**INFORMATION SHOWN**:

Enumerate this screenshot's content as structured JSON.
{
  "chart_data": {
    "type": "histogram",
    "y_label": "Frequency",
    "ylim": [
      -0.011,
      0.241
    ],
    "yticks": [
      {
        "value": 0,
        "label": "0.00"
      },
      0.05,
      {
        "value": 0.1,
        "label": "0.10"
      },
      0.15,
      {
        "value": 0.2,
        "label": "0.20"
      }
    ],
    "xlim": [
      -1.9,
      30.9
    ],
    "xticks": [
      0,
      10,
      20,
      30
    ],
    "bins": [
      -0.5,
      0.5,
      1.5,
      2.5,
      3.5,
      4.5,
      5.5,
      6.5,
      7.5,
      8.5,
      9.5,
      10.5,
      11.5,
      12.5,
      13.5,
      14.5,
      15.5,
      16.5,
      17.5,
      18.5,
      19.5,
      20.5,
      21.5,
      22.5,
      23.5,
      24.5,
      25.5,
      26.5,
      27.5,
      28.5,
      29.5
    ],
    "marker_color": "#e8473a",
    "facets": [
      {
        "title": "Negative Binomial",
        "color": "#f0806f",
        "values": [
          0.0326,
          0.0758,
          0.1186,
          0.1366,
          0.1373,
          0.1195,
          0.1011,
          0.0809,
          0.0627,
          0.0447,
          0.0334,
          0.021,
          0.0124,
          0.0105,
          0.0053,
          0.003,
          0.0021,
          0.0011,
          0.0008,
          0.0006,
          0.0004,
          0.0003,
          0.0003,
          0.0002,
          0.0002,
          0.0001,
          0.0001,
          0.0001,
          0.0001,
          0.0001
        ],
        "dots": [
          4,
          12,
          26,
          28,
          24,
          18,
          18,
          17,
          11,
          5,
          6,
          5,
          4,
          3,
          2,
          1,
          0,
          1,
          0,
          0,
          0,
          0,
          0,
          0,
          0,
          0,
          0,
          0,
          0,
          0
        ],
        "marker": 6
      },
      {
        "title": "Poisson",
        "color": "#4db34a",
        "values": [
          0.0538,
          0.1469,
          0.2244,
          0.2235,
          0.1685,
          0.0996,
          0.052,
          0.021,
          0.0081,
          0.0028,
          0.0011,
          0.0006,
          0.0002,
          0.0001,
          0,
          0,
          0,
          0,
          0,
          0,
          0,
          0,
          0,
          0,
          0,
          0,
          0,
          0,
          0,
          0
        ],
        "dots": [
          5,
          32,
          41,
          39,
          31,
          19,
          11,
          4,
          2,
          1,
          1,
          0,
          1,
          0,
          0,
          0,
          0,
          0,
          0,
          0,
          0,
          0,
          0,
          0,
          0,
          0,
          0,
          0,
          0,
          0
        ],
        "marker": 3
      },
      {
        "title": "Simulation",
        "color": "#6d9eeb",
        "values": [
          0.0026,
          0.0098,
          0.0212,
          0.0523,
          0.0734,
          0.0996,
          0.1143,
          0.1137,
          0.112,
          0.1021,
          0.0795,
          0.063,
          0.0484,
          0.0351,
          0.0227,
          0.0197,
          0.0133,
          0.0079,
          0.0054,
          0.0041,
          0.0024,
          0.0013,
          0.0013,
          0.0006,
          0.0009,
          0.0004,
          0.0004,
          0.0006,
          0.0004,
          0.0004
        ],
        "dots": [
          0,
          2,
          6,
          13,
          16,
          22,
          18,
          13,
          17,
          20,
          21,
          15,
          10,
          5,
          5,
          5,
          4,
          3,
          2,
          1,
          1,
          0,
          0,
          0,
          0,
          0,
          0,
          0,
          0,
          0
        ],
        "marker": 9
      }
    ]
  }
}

**EXERCISE INSTRUCTIONS**: Provide all the records again, word for word.

**RESULT OF THE TASK**:
Enumerate this screenshot's content as structured JSON.
{
  "chart_data": {
    "type": "histogram",
    "y_label": "Frequency",
    "ylim": [
      -0.011,
      0.241
    ],
    "yticks": [
      {
        "value": 0,
        "label": "0.00"
      },
      0.05,
      {
        "value": 0.1,
        "label": "0.10"
      },
      0.15,
      {
        "value": 0.2,
        "label": "0.20"
      }
    ],
    "xlim": [
      -1.9,
      30.9
    ],
    "xticks": [
      0,
      10,
      20,
      30
    ],
    "bins": [
      -0.5,
      0.5,
      1.5,
      2.5,
      3.5,
      4.5,
      5.5,
      6.5,
      7.5,
      8.5,
      9.5,
      10.5,
      11.5,
      12.5,
      13.5,
      14.5,
      15.5,
      16.5,
      17.5,
      18.5,
      19.5,
      20.5,
      21.5,
      22.5,
      23.5,
      24.5,
      25.5,
      26.5,
      27.5,
      28.5,
      29.5
    ],
    "marker_color": "#e8473a",
    "facets": [
      {
        "title": "Negative Binomial",
        "color": "#f0806f",
        "values": [
          0.0326,
          0.0758,
          0.1186,
          0.1366,
          0.1373,
          0.1195,
          0.1011,
          0.0809,
          0.0627,
          0.0447,
          0.0334,
          0.021,
          0.0124,
          0.0105,
          0.0053,
          0.003,
          0.0021,
          0.0011,
          0.0008,
          0.0006,
          0.0004,
          0.0003,
          0.0003,
          0.0002,
          0.0002,
          0.0001,
          0.0001,
          0.0001,
          0.0001,
          0.0001
        ],
        "dots": [
          4,
          12,
          26,
          28,
          24,
          18,
          18,
          17,
          11,
          5,
          6,
          5,
          4,
          3,
          2,
          1,
          0,
          1,
          0,
          0,
          0,
          0,
          0,
          0,
          0,
          0,
          0,
          0,
          0,
          0
        ],
        "marker": 6
      },
      {
        "title": "Poisson",
        "color": "#4db34a",
        "values": [
          0.0538,
          0.1469,
          0.2244,
          0.2235,
          0.1685,
          0.0996,
          0.052,
          0.021,
          0.0081,
          0.0028,
          0.0011,
          0.0006,
          0.0002,
          0.0001,
          0,
          0,
          0,
          0,
          0,
          0,
          0,
          0,
          0,
          0,
          0,
          0,
          0,
          0,
          0,
          0
        ],
        "dots": [
          5,
          32,
          41,
          39,
          31,
          19,
          11,
          4,
          2,
          1,
          1,
          0,
          1,
          0,
          0,
          0,
          0,
          0,
          0,
          0,
          0,
          0,
          0,
          0,
          0,
          0,
          0,
          0,
          0,
          0
        ],
        "marker": 3
      },
      {
        "title": "Simulation",
        "color": "#6d9eeb",
        "values": [
          0.0026,
          0.0098,
          0.0212,
          0.0523,
          0.0734,
          0.0996,
          0.1143,
          0.1137,
          0.112,
          0.1021,
          0.0795,
          0.063,
          0.0484,
          0.0351,
          0.0227,
          0.0197,
          0.0133,
          0.0079,
          0.0054,
          0.0041,
          0.0024,
          0.0013,
          0.0013,
          0.0006,
          0.0009,
          0.0004,
          0.0004,
          0.0006,
          0.0004,
          0.0004
        ],
        "dots": [
          0,
          2,
          6,
          13,
          16,
          22,
          18,
          13,
          17,
          20,
          21,
          15,
          10,
          5,
          5,
          5,
          4,
          3,
          2,
          1,
          1,
          0,
          0,
          0,
          0,
          0,
          0,
          0,
          0,
          0
        ],
        "marker": 9
      }
    ]
  }
}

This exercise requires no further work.